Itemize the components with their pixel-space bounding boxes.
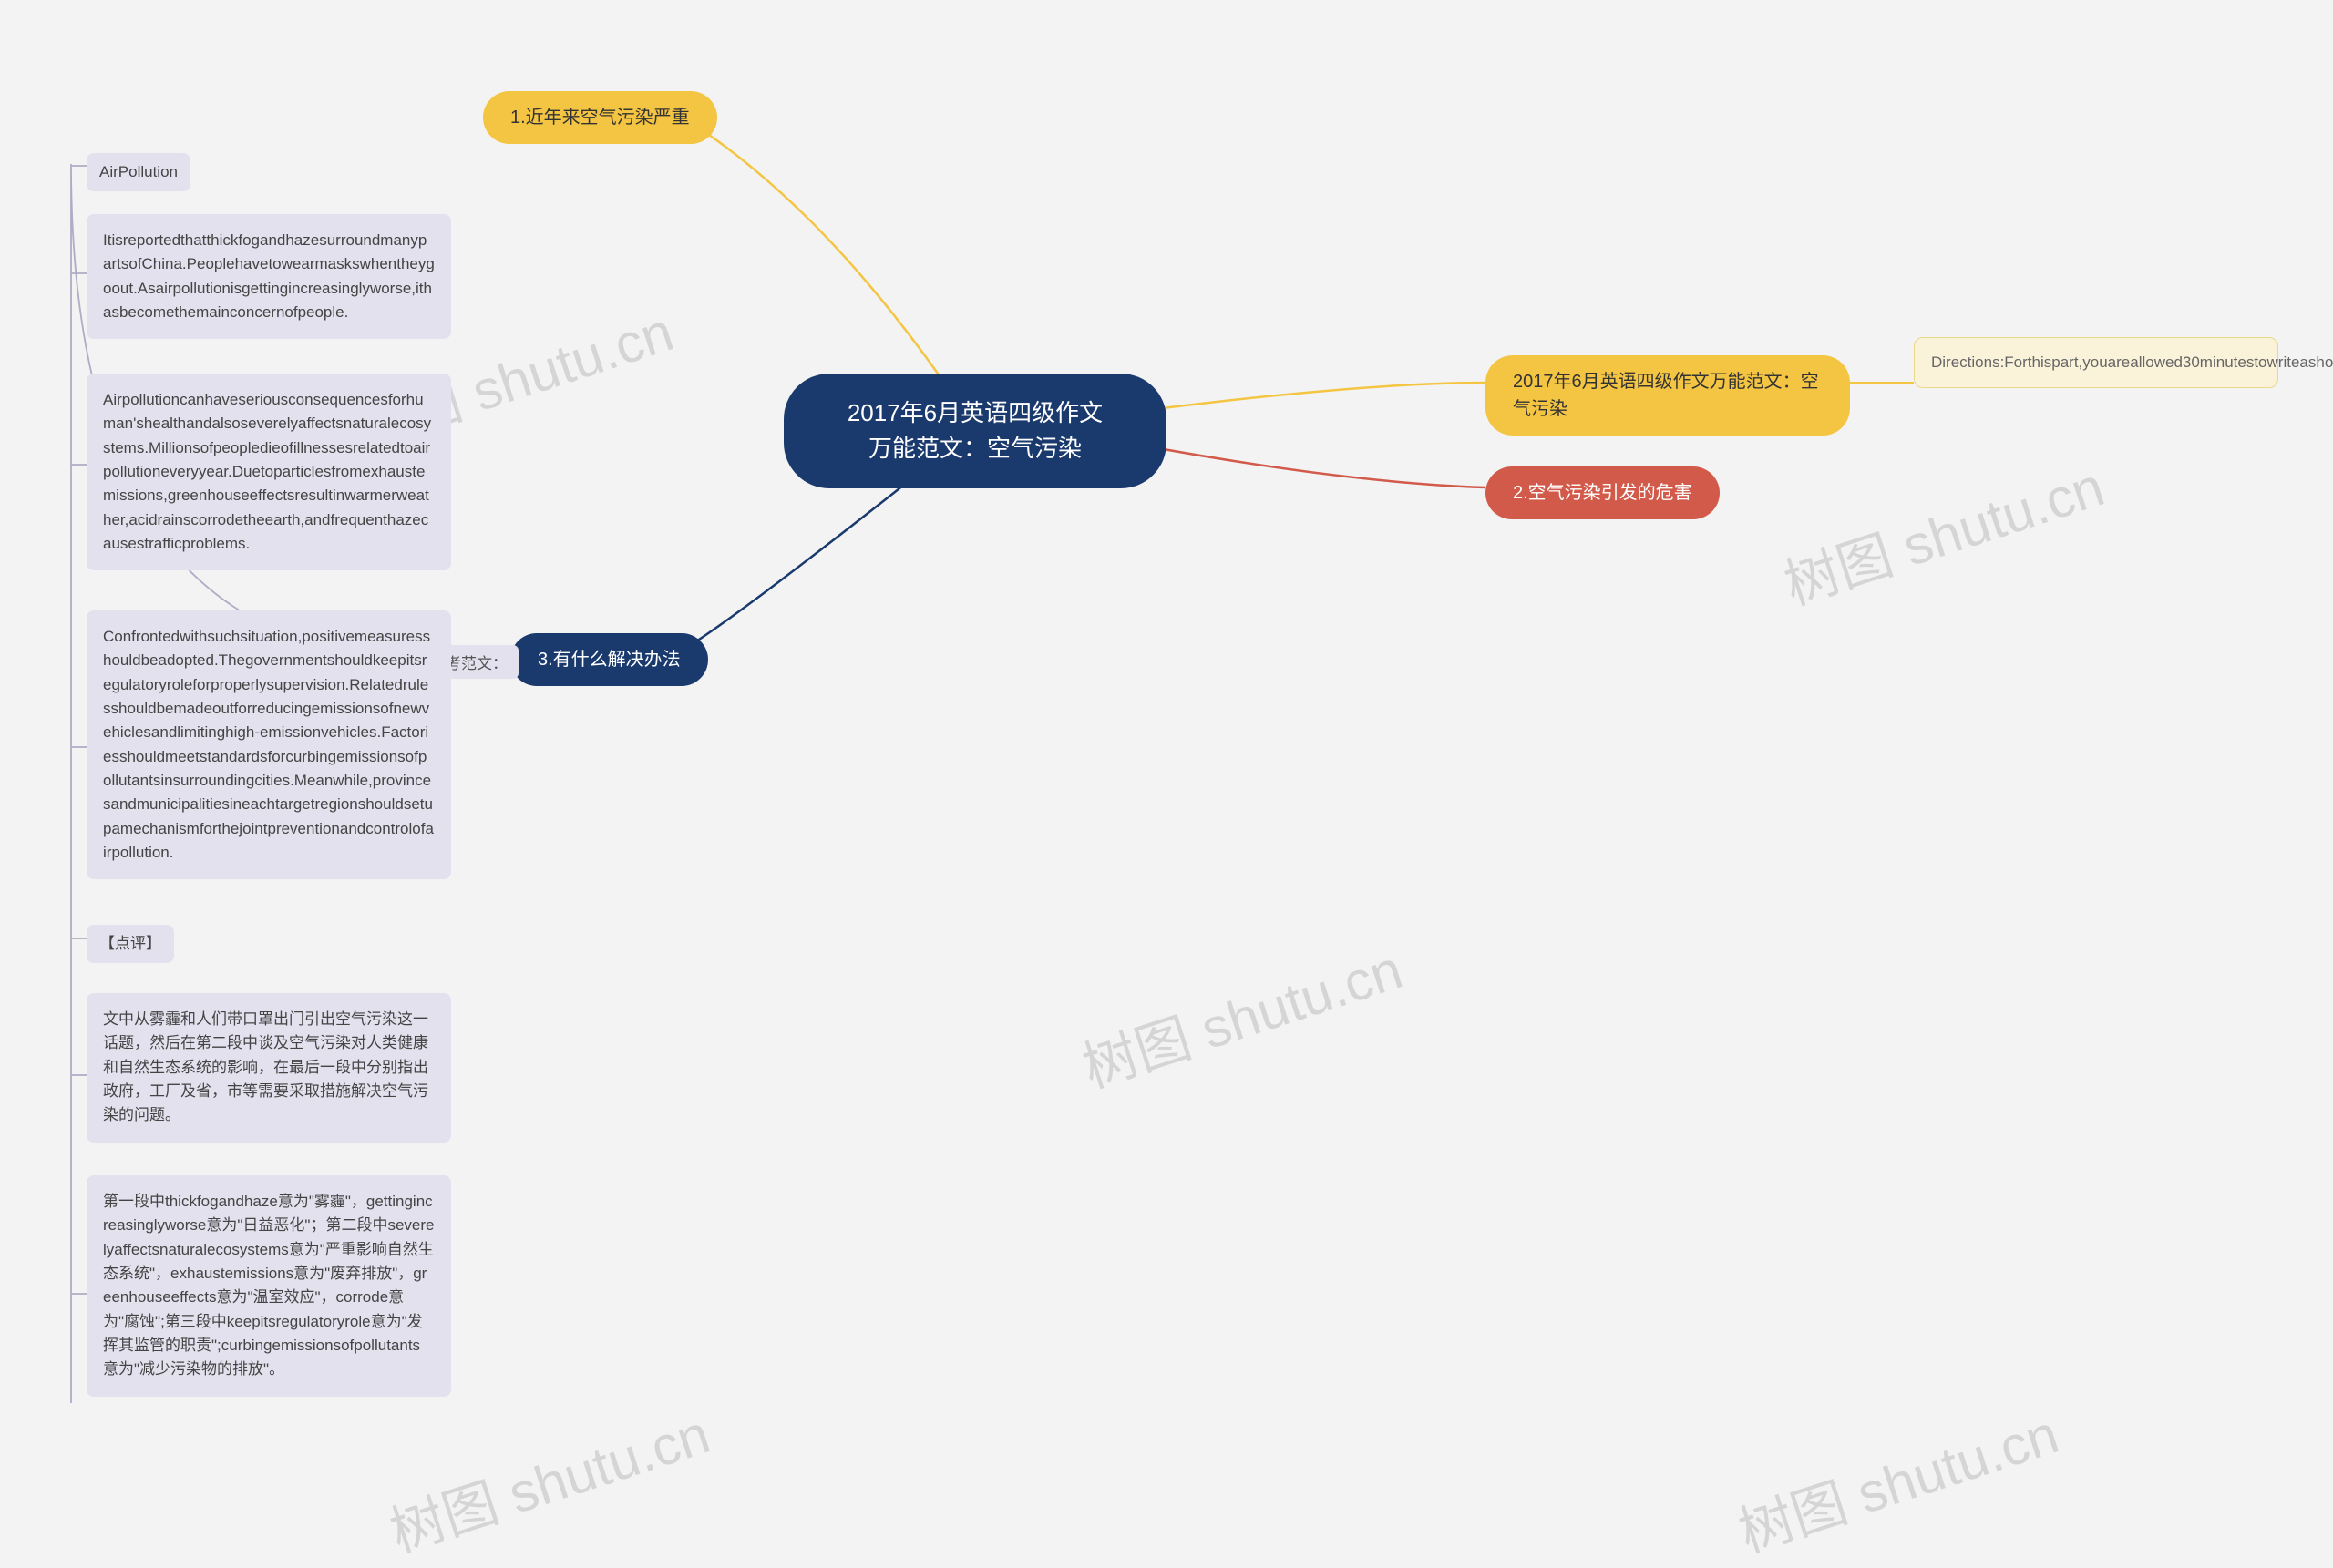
- branch-2-detail-node[interactable]: Directions:Forthispart,youareallowed30mi…: [1914, 337, 2278, 388]
- branch-4-label: 3.有什么解决办法: [538, 650, 681, 670]
- watermark: 树图 shutu.cn: [378, 1390, 718, 1568]
- branch-2-title-node[interactable]: 2017年6月英语四级作文万能范文：空气污染: [1485, 355, 1850, 436]
- center-node[interactable]: 2017年6月英语四级作文 万能范文：空气污染: [784, 374, 1166, 488]
- leftcol-review-label[interactable]: 【点评】: [87, 925, 174, 963]
- watermark: 树图 shutu.cn: [1773, 443, 2112, 620]
- branch-2-title-label: 2017年6月英语四级作文万能范文：空气污染: [1513, 372, 1819, 419]
- watermark: 树图 shutu.cn: [1727, 1390, 2067, 1568]
- watermark: 树图 shutu.cn: [1071, 926, 1411, 1103]
- center-text: 2017年6月英语四级作文 万能范文：空气污染: [848, 399, 1103, 462]
- branch-1-node[interactable]: 1.近年来空气污染严重: [483, 91, 717, 144]
- leftcol-para1[interactable]: Itisreportedthatthickfogandhazesurroundm…: [87, 214, 451, 339]
- leftcol-review2[interactable]: 第一段中thickfogandhaze意为"雾霾"，gettingincreas…: [87, 1175, 451, 1397]
- leftcol-para2[interactable]: Airpollutioncanhaveseriousconsequencesfo…: [87, 374, 451, 570]
- branch-3-node[interactable]: 2.空气污染引发的危害: [1485, 466, 1720, 519]
- branch-1-label: 1.近年来空气污染严重: [510, 108, 690, 128]
- leftcol-review1[interactable]: 文中从雾霾和人们带口罩出门引出空气污染这一话题，然后在第二段中谈及空气污染对人类…: [87, 993, 451, 1143]
- leftcol-heading[interactable]: AirPollution: [87, 153, 190, 191]
- leftcol-para3[interactable]: Confrontedwithsuchsituation,positivemeas…: [87, 610, 451, 879]
- branch-3-label: 2.空气污染引发的危害: [1513, 483, 1692, 503]
- branch-4-node[interactable]: 3.有什么解决办法: [510, 633, 708, 686]
- branch-2-detail-text: Directions:Forthispart,youareallowed30mi…: [1931, 354, 2333, 371]
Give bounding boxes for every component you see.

Written problem: Could you update the lines starting at the one that has "337, 2278, 388]" and ending after the one that has "- center-node[interactable]: 2017年6月英语四级作文", putting "overlay" in place of "watermark" and changing nothing else? Give back only those lines.

Reply to the task:
- branch-2-detail-node[interactable]: Directions:Forthispart,youareallowed30mi…: [1914, 337, 2278, 388]
- branch-4-label: 3.有什么解决办法: [538, 650, 681, 670]
- overlay: 树图 shutu.cn: [378, 1390, 718, 1568]
- branch-2-title-node[interactable]: 2017年6月英语四级作文万能范文：空气污染: [1485, 355, 1850, 436]
- center-node[interactable]: 2017年6月英语四级作文 万能范文：空气污染: [784, 374, 1166, 488]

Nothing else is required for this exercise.